STATED PROBLEM:
Gather all lines in the entries that include the word "xlsx".

RECORD EXTRACTS:
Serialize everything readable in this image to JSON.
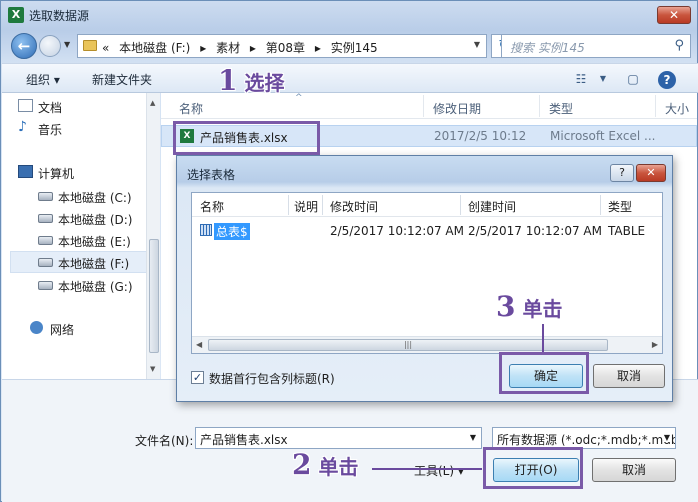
{
  "window": {
    "title": "选取数据源",
    "close_label": "✕"
  },
  "nav": {
    "breadcrumbs": [
      "«",
      "本地磁盘 (F:)",
      "▸",
      "素材",
      "▸",
      "第08章",
      "▸",
      "实例145"
    ],
    "search_placeholder": "搜索 实例145"
  },
  "toolbar": {
    "organize": "组织 ▾",
    "new_folder": "新建文件夹"
  },
  "sidebar": {
    "items": [
      {
        "label": "文档",
        "icon": "document-icon"
      },
      {
        "label": "音乐",
        "icon": "music-icon"
      },
      {
        "label": "计算机",
        "icon": "computer-icon"
      },
      {
        "label": "本地磁盘 (C:)",
        "icon": "drive-icon"
      },
      {
        "label": "本地磁盘 (D:)",
        "icon": "drive-icon"
      },
      {
        "label": "本地磁盘 (E:)",
        "icon": "drive-icon"
      },
      {
        "label": "本地磁盘 (F:)",
        "icon": "drive-icon"
      },
      {
        "label": "本地磁盘 (G:)",
        "icon": "drive-icon"
      },
      {
        "label": "网络",
        "icon": "network-icon"
      }
    ]
  },
  "filelist": {
    "columns": [
      "名称",
      "修改日期",
      "类型",
      "大小"
    ],
    "rows": [
      {
        "name": "产品销售表.xlsx",
        "modified": "2017/2/5 10:12",
        "type": "Microsoft Excel ..."
      }
    ]
  },
  "bottom": {
    "filename_label": "文件名(N):",
    "filename_value": "产品销售表.xlsx",
    "filetype_value": "所有数据源 (*.odc;*.mdb;*.mdb)",
    "tools_label": "工具(L) ▾",
    "open_label": "打开(O)",
    "cancel_label": "取消"
  },
  "dialog": {
    "title": "选择表格",
    "help_label": "?",
    "close_label": "✕",
    "columns": [
      "名称",
      "说明",
      "修改时间",
      "创建时间",
      "类型"
    ],
    "rows": [
      {
        "name": "总表$",
        "description": "",
        "modified": "2/5/2017 10:12:07 AM",
        "created": "2/5/2017 10:12:07 AM",
        "type": "TABLE"
      }
    ],
    "first_row_header_label": "数据首行包含列标题(R)",
    "first_row_header_checked": true,
    "ok_label": "确定",
    "cancel_label": "取消"
  },
  "callouts": [
    {
      "num": "1",
      "text": "选择"
    },
    {
      "num": "2",
      "text": "单击"
    },
    {
      "num": "3",
      "text": "单击"
    }
  ],
  "colors": {
    "callout": "#6a4a9e",
    "selection": "#3399ff",
    "row_highlight": "#d7e6f8"
  }
}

EXERCISE ANSWER:
        "name": "产品销售表.xlsx",
    "filename_value": "产品销售表.xlsx",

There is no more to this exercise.